Copy each line of the records that holds the string "процесінде".

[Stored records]
#####
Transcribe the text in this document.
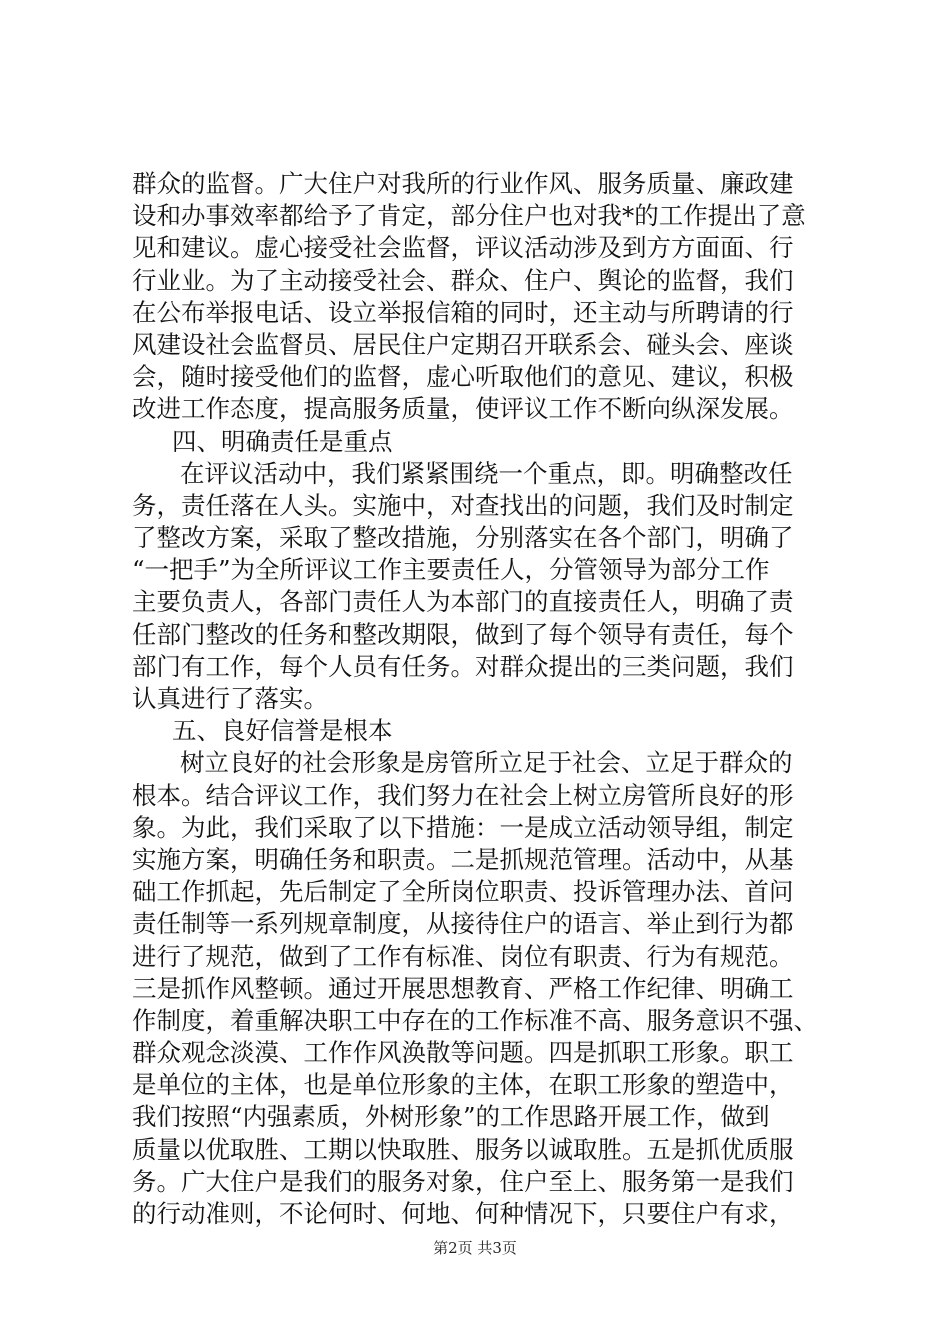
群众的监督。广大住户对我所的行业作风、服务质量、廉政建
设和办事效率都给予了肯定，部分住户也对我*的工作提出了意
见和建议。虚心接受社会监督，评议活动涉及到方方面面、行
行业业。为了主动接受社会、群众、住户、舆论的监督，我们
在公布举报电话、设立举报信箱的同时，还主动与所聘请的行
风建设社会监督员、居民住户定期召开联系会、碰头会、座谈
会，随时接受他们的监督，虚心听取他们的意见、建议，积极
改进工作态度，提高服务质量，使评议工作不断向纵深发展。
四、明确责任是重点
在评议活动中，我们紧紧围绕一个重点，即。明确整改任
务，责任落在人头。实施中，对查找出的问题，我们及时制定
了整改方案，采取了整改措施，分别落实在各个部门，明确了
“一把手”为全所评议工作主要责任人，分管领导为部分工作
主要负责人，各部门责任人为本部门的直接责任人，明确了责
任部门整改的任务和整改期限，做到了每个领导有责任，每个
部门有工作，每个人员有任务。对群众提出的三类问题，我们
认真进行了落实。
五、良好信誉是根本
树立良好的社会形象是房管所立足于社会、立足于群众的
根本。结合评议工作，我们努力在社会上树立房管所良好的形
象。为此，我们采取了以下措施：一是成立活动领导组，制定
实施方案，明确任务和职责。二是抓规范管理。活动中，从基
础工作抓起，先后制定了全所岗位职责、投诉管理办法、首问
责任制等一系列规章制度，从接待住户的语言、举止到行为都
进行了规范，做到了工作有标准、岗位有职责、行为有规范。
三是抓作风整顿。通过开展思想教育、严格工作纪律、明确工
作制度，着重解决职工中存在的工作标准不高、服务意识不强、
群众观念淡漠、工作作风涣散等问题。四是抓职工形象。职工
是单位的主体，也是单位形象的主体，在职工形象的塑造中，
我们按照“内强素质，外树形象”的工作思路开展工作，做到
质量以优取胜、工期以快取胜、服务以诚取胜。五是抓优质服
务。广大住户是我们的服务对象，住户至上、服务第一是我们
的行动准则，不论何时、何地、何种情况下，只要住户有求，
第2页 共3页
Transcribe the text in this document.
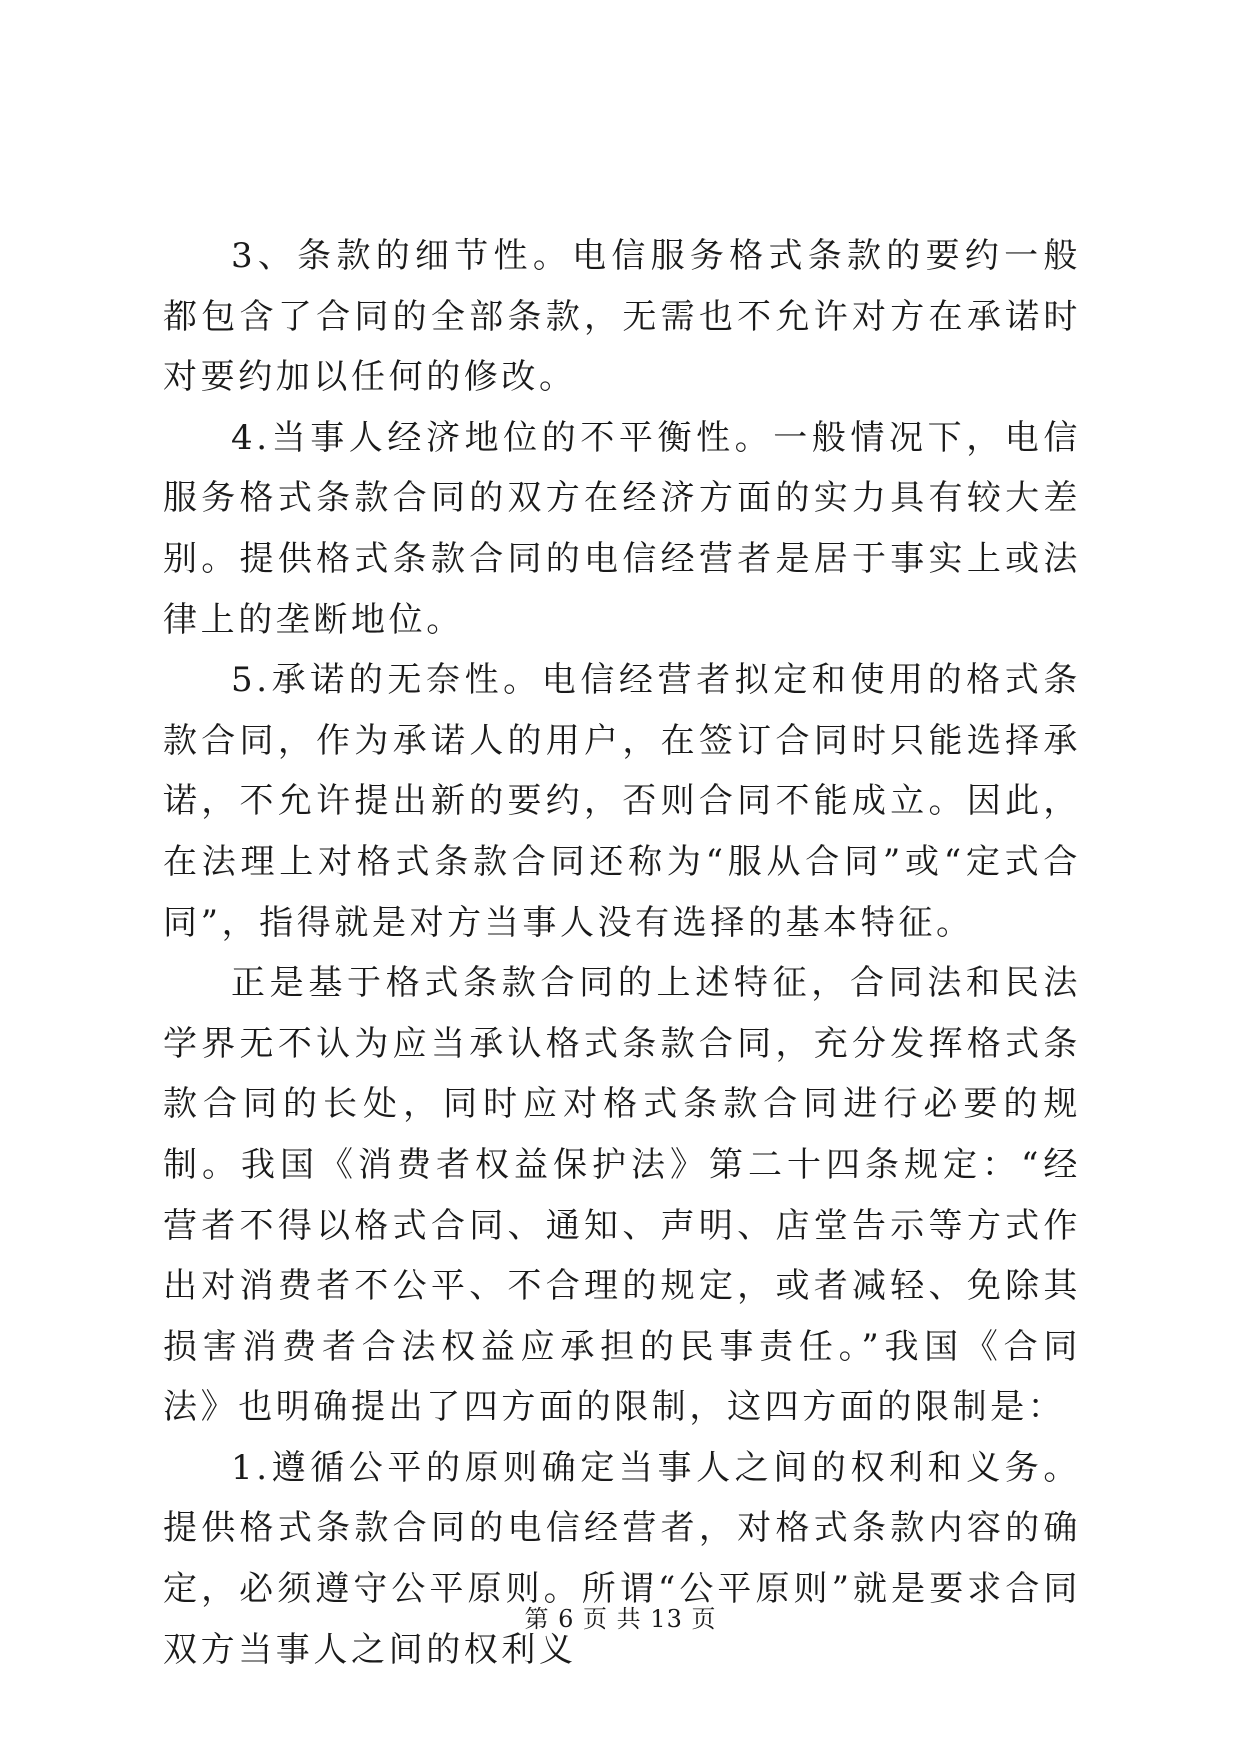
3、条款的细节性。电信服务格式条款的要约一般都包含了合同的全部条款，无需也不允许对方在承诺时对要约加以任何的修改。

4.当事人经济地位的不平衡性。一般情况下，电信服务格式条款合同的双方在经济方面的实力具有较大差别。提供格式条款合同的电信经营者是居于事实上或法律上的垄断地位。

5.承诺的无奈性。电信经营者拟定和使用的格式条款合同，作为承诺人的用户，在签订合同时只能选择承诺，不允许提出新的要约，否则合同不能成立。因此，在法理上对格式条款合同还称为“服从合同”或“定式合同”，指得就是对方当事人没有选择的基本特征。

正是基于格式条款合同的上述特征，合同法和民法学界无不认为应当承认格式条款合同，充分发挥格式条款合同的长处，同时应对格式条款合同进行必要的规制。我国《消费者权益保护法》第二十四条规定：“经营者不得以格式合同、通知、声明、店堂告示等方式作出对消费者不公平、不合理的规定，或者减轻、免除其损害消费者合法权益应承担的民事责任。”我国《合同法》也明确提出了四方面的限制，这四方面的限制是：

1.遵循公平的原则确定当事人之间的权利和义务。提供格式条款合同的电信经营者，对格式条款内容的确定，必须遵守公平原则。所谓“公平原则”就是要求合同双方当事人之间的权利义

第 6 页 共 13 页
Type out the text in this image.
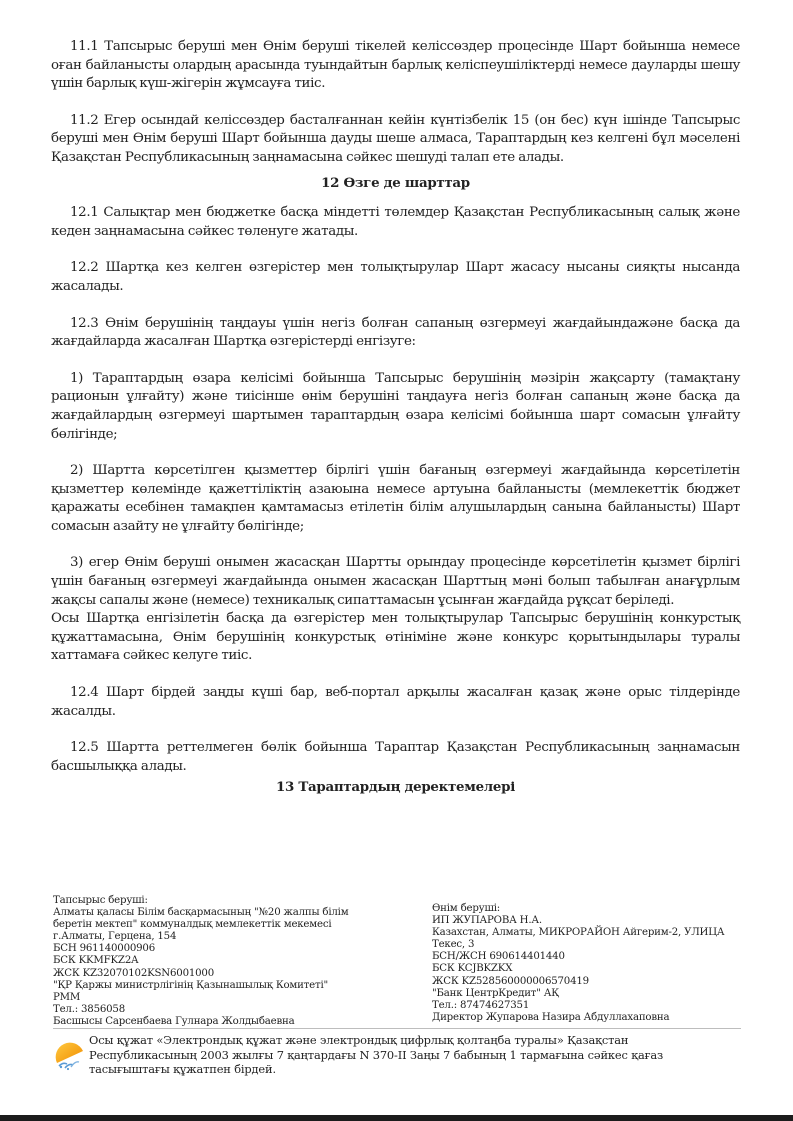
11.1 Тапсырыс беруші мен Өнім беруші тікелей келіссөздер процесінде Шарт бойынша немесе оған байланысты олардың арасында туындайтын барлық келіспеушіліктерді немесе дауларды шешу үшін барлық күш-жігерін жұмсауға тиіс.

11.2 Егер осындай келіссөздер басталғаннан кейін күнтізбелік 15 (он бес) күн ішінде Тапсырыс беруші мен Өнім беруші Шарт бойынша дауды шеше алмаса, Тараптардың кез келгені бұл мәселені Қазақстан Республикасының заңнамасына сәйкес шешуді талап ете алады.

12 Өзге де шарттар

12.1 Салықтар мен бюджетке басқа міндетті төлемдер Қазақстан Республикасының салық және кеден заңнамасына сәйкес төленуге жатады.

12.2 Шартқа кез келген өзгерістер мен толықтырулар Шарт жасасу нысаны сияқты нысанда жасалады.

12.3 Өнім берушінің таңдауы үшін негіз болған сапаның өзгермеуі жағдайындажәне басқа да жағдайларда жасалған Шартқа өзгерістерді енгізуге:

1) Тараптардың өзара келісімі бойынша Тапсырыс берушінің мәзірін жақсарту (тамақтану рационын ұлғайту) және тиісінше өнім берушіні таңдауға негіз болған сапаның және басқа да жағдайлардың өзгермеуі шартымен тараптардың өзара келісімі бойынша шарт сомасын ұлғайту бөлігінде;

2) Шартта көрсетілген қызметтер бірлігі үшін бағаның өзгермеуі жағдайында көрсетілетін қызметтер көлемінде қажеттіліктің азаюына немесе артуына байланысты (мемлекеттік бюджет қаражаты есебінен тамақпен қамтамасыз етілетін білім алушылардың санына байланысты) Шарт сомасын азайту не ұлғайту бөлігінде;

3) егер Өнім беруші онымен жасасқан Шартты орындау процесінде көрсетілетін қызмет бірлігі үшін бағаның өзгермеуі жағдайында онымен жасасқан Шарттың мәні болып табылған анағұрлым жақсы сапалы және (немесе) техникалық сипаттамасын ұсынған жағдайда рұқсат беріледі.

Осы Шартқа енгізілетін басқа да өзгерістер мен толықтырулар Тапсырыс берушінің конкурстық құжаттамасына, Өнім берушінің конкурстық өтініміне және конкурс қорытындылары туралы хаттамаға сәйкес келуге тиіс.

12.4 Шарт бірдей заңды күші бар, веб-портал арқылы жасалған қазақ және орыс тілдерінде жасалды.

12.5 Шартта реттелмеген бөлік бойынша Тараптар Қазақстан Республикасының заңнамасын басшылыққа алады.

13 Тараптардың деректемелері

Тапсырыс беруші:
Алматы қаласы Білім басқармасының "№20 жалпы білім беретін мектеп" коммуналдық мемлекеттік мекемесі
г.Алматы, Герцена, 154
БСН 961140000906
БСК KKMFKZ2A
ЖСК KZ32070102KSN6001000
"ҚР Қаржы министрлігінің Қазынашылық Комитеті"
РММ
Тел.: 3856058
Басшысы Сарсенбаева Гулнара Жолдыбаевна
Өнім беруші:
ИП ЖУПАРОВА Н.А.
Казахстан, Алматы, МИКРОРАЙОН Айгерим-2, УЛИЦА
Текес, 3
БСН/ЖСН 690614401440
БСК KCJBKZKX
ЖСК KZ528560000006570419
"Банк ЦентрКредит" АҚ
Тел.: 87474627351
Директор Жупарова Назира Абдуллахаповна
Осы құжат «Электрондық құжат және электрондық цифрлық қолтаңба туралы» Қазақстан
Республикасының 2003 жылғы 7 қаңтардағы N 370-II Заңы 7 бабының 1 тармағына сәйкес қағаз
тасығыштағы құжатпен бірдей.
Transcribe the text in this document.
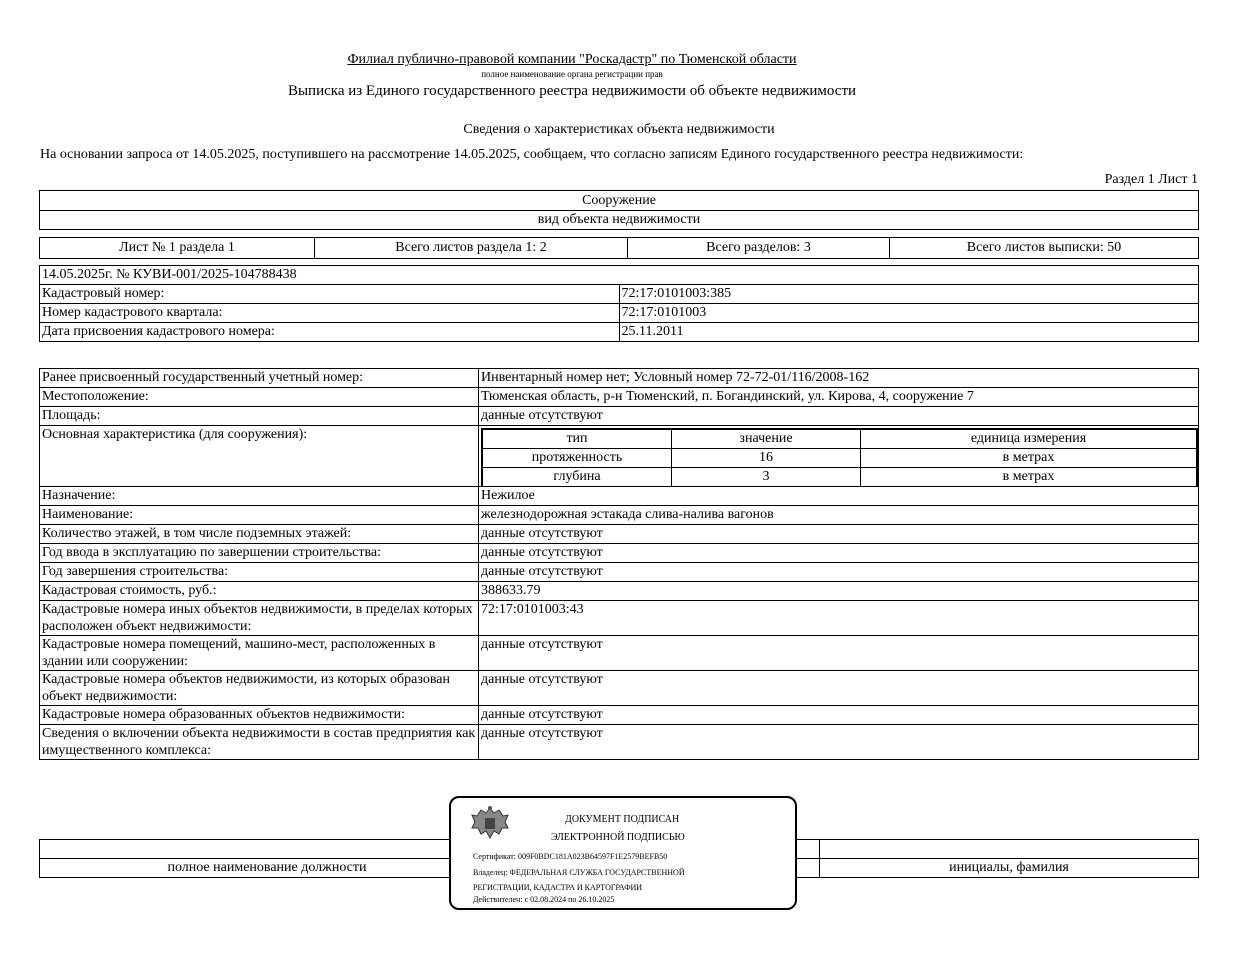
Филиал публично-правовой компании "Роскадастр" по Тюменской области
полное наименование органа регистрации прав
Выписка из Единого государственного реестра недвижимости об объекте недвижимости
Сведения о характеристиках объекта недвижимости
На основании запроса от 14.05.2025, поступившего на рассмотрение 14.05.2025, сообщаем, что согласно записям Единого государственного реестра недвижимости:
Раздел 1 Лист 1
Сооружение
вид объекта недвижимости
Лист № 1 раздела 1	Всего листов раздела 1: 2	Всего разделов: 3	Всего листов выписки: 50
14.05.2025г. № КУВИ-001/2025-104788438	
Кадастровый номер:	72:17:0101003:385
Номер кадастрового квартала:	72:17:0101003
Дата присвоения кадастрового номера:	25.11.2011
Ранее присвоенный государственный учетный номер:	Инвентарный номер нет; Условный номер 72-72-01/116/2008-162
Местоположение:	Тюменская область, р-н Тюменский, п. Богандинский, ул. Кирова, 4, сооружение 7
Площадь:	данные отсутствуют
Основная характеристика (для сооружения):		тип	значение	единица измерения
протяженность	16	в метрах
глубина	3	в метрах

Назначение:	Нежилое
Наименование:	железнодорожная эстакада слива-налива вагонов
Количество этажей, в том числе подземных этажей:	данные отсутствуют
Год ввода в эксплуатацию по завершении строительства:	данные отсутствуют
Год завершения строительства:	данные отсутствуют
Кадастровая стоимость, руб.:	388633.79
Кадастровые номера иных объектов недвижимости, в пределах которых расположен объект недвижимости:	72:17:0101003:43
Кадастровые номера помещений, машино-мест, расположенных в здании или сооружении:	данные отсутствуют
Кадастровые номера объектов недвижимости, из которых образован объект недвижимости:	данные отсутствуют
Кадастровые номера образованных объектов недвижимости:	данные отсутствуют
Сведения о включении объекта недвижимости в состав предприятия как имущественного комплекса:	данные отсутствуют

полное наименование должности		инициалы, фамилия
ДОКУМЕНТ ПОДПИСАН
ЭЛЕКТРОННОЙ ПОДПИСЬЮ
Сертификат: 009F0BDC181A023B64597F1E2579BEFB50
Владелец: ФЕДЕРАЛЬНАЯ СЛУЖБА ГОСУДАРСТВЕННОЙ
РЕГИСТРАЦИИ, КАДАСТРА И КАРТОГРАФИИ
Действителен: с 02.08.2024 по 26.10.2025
#####
- **CORRECT ANSWER**
11.1 Тапсырыс беруші мен Өнім беруші тікелей келіссөздер процесінде Шарт бойынша немесе оған байланысты олардың арасында туындайтын барлық келіспеушіліктерді немесе дауларды шешу үшін барлық күш-жігерін жұмсауға тиіс.
3) егер Өнім беруші онымен жасасқан Шартты орындау процесінде көрсетілетін қызмет бірлігі үшін бағаның өзгермеуі жағдайында онымен жасасқан Шарттың мәні болып табылған анағұрлым жақсы сапалы және (немесе) техникалық сипаттамасын ұсынған жағдайда рұқсат беріледі.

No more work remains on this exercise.